* What you need to do
Within this material, how many lines have the string "AVENUE" in them? The answer is a number, with nothing added.

* Data in this exercise
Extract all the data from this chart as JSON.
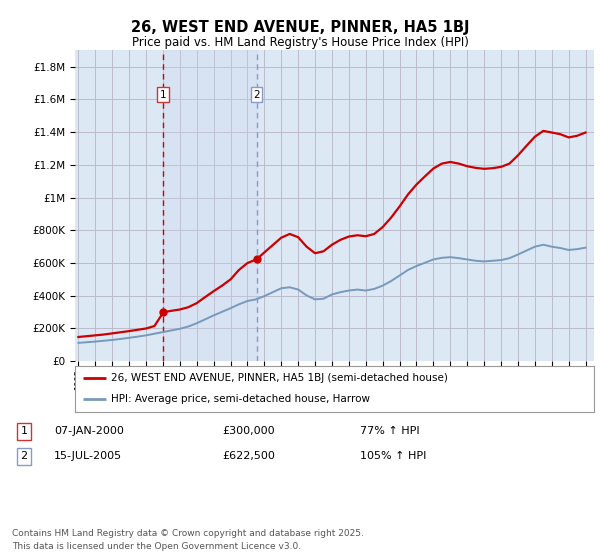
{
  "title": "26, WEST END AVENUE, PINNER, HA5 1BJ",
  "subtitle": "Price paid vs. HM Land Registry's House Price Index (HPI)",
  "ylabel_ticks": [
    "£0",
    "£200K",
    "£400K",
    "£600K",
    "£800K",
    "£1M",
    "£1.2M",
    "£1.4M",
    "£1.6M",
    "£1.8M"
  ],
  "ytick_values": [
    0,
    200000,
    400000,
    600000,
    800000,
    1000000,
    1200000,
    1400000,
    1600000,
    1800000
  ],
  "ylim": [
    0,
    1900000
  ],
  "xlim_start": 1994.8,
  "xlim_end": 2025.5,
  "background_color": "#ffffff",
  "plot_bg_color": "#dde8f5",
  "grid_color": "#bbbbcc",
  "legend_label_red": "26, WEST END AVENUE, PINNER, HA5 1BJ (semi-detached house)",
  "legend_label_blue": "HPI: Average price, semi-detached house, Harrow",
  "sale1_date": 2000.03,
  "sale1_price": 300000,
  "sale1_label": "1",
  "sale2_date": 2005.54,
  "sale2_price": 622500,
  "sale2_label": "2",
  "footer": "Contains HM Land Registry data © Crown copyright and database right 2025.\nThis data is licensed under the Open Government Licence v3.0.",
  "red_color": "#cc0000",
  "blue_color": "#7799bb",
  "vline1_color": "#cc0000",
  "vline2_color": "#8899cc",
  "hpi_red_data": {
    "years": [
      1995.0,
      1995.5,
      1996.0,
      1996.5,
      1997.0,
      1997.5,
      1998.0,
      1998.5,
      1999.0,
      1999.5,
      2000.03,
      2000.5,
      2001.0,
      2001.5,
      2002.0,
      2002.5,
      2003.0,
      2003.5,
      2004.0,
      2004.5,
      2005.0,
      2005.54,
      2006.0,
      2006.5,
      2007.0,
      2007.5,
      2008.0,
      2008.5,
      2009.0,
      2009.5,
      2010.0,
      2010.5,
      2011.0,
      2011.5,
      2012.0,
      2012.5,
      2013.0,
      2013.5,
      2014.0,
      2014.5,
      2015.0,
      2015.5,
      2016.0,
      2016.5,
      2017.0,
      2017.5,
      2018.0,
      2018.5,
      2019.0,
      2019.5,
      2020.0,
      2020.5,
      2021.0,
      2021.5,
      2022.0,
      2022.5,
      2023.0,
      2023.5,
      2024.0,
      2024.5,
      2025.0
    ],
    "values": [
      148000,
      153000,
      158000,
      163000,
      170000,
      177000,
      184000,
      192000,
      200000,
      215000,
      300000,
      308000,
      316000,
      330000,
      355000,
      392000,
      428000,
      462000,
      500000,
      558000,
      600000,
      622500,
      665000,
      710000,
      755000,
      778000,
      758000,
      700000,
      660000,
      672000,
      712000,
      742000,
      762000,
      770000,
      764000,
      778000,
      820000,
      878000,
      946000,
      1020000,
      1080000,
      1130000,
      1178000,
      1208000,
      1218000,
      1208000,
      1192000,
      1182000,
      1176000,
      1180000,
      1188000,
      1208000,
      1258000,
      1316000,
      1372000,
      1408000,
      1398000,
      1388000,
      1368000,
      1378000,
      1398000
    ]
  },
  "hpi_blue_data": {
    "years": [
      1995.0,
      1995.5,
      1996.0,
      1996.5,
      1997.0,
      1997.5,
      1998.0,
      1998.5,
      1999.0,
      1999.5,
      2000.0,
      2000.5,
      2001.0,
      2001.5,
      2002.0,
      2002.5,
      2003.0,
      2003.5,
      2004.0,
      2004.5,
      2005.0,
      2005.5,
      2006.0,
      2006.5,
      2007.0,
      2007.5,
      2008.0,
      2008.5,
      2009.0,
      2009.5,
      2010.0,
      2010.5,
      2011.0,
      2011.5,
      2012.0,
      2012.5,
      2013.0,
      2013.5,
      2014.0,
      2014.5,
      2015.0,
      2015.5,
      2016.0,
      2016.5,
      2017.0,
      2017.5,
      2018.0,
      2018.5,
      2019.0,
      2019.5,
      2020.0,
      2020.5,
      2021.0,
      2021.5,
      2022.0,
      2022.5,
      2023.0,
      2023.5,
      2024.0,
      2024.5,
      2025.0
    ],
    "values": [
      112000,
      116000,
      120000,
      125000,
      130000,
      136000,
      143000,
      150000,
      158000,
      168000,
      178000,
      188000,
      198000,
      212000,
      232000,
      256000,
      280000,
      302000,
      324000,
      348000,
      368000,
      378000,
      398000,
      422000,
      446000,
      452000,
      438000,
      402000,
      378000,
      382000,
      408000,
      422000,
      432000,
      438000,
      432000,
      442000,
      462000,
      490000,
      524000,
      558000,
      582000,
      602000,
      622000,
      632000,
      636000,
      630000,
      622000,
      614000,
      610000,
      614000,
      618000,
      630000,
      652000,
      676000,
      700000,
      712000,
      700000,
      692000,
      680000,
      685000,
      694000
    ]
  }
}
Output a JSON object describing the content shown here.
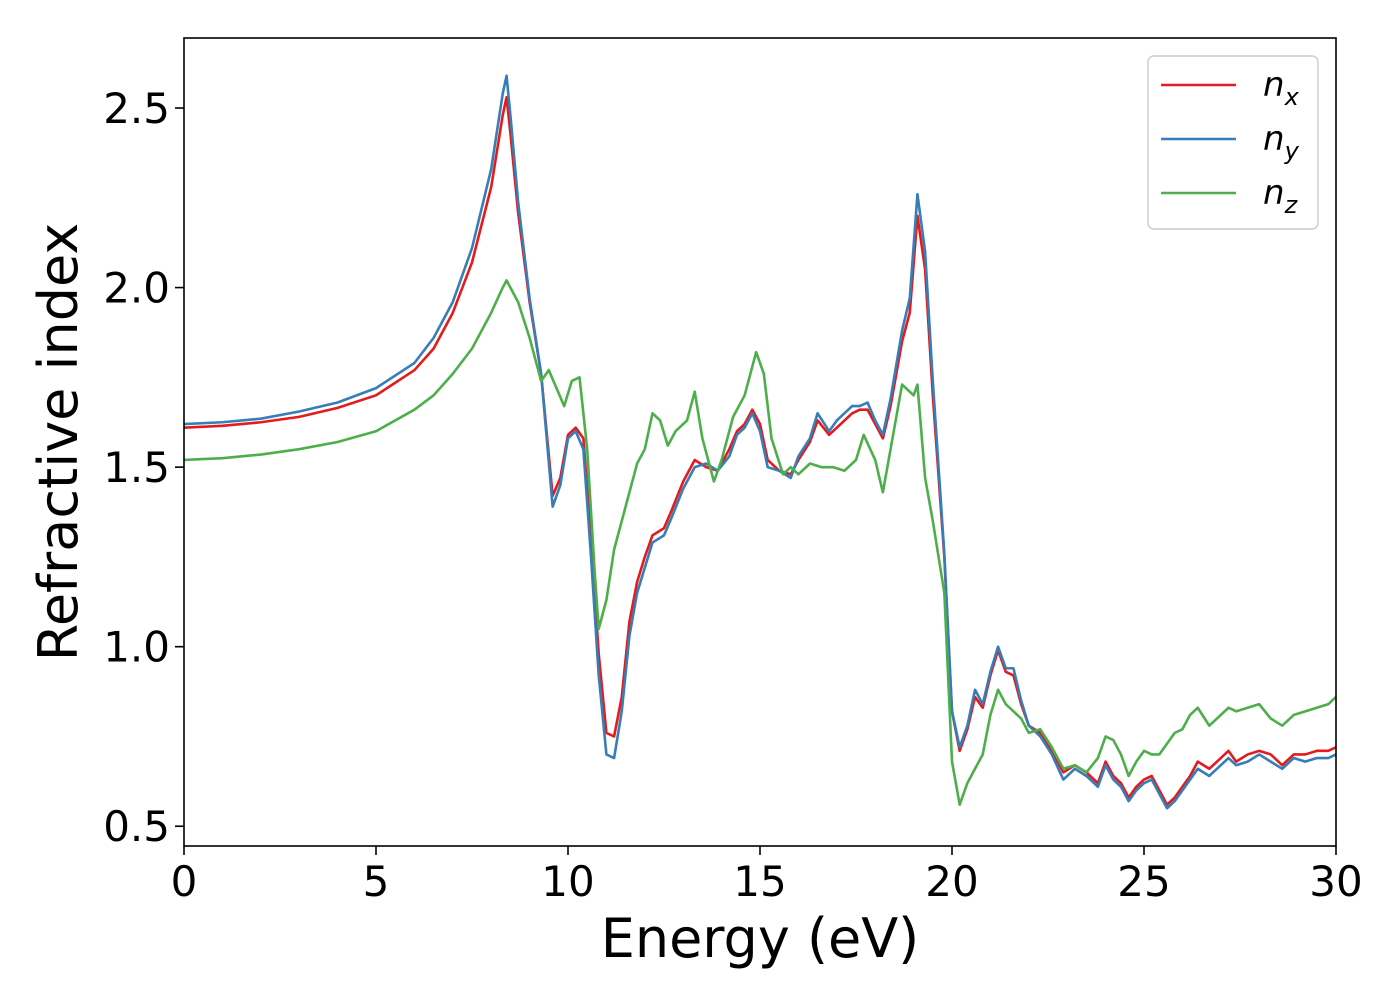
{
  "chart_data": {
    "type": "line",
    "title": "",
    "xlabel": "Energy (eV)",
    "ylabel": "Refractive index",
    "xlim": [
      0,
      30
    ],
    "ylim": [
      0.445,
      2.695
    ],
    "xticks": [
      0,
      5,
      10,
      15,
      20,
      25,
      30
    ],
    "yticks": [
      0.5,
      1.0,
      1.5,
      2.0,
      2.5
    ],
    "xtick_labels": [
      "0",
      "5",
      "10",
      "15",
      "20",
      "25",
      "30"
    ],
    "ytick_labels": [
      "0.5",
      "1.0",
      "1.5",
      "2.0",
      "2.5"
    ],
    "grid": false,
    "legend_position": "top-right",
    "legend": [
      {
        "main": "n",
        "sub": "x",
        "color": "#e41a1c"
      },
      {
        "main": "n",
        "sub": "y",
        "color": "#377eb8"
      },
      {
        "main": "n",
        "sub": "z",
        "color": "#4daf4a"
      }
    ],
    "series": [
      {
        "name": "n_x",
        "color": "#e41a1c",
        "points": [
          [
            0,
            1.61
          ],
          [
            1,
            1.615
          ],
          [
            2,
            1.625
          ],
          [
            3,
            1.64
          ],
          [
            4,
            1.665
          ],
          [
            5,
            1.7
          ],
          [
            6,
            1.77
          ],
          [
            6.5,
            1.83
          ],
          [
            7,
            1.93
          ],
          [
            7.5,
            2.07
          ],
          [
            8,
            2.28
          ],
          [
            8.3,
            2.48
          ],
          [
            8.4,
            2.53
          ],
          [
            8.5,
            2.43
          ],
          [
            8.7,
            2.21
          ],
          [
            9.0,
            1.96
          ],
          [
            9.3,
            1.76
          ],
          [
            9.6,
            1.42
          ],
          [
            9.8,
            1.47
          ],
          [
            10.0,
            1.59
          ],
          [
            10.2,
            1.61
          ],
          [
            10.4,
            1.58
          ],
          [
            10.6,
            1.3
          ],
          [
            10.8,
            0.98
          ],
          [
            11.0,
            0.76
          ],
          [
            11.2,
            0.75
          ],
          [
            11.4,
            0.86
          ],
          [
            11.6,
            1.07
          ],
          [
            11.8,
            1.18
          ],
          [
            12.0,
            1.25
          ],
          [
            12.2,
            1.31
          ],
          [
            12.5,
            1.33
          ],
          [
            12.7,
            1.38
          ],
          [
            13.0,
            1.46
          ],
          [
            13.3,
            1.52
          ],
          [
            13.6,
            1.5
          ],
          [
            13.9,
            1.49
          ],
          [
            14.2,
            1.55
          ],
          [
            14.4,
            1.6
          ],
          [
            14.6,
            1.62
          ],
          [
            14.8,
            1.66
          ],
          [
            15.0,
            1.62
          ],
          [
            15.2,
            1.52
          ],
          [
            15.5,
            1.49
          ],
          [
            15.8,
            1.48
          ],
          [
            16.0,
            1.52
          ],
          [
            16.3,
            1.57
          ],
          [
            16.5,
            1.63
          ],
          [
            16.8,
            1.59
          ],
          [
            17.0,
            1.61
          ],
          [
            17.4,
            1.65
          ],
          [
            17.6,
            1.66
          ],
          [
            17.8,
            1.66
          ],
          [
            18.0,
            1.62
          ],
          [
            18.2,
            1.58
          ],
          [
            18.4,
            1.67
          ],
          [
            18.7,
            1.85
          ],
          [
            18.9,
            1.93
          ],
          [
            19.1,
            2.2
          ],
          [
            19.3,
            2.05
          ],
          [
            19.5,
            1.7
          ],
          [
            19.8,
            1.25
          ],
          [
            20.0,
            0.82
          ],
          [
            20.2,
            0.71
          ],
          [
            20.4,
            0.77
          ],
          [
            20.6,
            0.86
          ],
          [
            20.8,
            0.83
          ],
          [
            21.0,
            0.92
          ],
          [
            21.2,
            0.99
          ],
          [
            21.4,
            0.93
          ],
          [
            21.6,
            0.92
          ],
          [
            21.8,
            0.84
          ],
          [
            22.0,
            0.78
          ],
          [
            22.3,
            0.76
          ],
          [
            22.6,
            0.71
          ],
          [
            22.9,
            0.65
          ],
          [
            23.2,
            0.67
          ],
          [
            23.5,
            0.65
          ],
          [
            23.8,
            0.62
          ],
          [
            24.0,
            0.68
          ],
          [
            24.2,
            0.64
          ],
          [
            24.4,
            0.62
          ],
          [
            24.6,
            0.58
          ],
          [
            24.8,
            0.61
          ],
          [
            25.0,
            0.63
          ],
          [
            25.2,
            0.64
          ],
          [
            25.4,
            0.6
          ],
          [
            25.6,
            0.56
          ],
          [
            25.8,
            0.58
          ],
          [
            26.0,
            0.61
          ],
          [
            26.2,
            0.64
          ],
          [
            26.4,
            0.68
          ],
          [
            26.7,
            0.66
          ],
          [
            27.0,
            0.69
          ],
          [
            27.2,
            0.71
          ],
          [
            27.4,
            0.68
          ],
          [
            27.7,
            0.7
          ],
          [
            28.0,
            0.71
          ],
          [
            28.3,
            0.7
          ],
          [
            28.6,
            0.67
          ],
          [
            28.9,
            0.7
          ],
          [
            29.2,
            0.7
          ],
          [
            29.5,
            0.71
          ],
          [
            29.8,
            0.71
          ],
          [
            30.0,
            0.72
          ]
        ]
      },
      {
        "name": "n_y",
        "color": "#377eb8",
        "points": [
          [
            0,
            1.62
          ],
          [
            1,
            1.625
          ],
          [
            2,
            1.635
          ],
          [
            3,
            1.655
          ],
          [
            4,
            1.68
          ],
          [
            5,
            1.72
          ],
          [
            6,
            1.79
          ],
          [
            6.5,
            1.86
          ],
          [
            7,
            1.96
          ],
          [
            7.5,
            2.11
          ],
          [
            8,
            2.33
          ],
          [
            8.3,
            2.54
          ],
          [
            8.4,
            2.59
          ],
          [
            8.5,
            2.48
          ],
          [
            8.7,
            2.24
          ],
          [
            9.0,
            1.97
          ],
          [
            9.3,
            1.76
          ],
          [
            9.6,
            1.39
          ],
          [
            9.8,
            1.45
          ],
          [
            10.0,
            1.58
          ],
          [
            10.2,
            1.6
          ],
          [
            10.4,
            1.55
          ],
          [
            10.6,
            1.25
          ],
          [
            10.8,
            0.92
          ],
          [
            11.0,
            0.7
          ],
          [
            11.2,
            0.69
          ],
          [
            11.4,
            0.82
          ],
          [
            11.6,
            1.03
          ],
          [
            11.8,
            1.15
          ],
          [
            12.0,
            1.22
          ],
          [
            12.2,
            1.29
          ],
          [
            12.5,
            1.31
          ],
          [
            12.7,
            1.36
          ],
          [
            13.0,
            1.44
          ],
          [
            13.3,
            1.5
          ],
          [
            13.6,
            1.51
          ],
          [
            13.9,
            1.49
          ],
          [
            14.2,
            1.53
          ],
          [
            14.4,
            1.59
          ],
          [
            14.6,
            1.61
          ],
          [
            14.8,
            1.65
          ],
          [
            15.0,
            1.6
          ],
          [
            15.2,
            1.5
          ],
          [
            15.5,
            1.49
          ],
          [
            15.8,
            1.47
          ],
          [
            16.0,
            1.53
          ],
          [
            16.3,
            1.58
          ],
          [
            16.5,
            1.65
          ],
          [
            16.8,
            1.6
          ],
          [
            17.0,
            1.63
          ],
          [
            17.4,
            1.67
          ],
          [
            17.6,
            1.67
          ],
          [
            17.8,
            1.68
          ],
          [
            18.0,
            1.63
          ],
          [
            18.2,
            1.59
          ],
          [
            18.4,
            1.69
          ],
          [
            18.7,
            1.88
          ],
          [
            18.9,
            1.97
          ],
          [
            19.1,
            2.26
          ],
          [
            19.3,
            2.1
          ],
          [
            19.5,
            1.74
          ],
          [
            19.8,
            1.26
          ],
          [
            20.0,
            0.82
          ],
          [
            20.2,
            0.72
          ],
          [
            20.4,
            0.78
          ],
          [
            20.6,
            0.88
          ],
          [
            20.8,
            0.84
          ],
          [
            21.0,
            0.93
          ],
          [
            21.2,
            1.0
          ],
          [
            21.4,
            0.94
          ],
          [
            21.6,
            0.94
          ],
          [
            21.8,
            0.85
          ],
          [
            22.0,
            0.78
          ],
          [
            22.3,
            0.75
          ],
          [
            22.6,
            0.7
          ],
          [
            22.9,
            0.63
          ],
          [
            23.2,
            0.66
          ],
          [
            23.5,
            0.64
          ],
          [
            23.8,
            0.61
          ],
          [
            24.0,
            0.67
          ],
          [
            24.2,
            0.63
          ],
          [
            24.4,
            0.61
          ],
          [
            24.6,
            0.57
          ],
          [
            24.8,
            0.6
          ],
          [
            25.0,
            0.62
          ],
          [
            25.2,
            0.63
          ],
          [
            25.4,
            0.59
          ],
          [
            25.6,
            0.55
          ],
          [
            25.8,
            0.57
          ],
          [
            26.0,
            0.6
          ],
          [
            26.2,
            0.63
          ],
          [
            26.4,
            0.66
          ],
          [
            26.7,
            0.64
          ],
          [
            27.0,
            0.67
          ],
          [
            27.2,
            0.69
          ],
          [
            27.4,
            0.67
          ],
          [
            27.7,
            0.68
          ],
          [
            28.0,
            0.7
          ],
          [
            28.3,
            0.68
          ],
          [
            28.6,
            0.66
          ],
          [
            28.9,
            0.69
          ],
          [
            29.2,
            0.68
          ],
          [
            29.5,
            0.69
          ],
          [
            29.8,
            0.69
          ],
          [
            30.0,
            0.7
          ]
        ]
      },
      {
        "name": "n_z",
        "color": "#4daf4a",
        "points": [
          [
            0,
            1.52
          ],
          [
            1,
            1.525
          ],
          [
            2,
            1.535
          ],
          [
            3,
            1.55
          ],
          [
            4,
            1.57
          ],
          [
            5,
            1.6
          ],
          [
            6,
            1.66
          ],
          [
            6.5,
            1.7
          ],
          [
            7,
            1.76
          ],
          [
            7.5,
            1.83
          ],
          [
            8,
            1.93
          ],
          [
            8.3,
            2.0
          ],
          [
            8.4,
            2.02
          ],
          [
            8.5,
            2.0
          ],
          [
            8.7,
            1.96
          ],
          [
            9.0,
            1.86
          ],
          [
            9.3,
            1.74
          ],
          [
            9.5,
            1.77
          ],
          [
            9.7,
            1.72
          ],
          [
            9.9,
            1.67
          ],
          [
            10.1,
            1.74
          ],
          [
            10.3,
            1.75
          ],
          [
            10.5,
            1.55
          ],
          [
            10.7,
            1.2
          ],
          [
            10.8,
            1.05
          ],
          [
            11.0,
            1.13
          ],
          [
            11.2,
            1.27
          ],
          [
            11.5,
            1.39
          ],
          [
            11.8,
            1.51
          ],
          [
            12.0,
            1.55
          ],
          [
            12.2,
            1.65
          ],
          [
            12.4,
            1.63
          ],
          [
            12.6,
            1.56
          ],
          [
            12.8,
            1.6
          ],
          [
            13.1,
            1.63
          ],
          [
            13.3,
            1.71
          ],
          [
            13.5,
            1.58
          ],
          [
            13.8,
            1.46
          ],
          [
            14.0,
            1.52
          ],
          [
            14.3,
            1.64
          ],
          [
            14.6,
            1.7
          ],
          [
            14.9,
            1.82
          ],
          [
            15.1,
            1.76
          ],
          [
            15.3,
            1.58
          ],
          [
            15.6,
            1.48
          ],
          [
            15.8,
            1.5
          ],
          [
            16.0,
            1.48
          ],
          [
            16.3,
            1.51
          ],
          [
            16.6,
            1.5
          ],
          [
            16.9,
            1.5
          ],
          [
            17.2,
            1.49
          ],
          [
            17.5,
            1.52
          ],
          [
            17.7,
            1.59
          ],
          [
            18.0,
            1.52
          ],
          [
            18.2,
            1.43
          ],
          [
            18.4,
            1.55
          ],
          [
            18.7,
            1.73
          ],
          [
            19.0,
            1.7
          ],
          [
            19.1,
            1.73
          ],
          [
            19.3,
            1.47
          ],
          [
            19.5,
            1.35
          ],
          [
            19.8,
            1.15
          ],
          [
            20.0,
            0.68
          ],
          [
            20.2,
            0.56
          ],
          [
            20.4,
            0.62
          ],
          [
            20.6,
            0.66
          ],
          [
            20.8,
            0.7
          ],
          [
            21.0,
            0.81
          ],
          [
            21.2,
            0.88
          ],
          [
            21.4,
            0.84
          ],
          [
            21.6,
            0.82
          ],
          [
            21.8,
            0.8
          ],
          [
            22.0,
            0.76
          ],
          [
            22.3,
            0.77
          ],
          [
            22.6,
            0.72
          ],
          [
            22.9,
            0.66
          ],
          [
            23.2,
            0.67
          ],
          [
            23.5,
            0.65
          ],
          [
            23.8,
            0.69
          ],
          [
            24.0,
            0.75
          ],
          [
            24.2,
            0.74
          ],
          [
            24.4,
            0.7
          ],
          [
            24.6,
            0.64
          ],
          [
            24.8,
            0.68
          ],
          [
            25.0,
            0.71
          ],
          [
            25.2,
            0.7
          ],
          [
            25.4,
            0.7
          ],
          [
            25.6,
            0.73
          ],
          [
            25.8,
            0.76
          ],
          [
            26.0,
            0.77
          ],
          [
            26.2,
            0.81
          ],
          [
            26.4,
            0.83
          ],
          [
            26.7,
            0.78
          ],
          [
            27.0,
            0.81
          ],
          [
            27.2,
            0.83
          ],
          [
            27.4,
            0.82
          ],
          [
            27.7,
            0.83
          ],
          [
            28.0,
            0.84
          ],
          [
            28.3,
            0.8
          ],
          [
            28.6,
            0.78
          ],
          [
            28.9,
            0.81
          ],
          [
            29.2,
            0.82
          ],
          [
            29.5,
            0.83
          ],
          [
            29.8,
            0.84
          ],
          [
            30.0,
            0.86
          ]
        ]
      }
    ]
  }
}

* Solution to this problem
2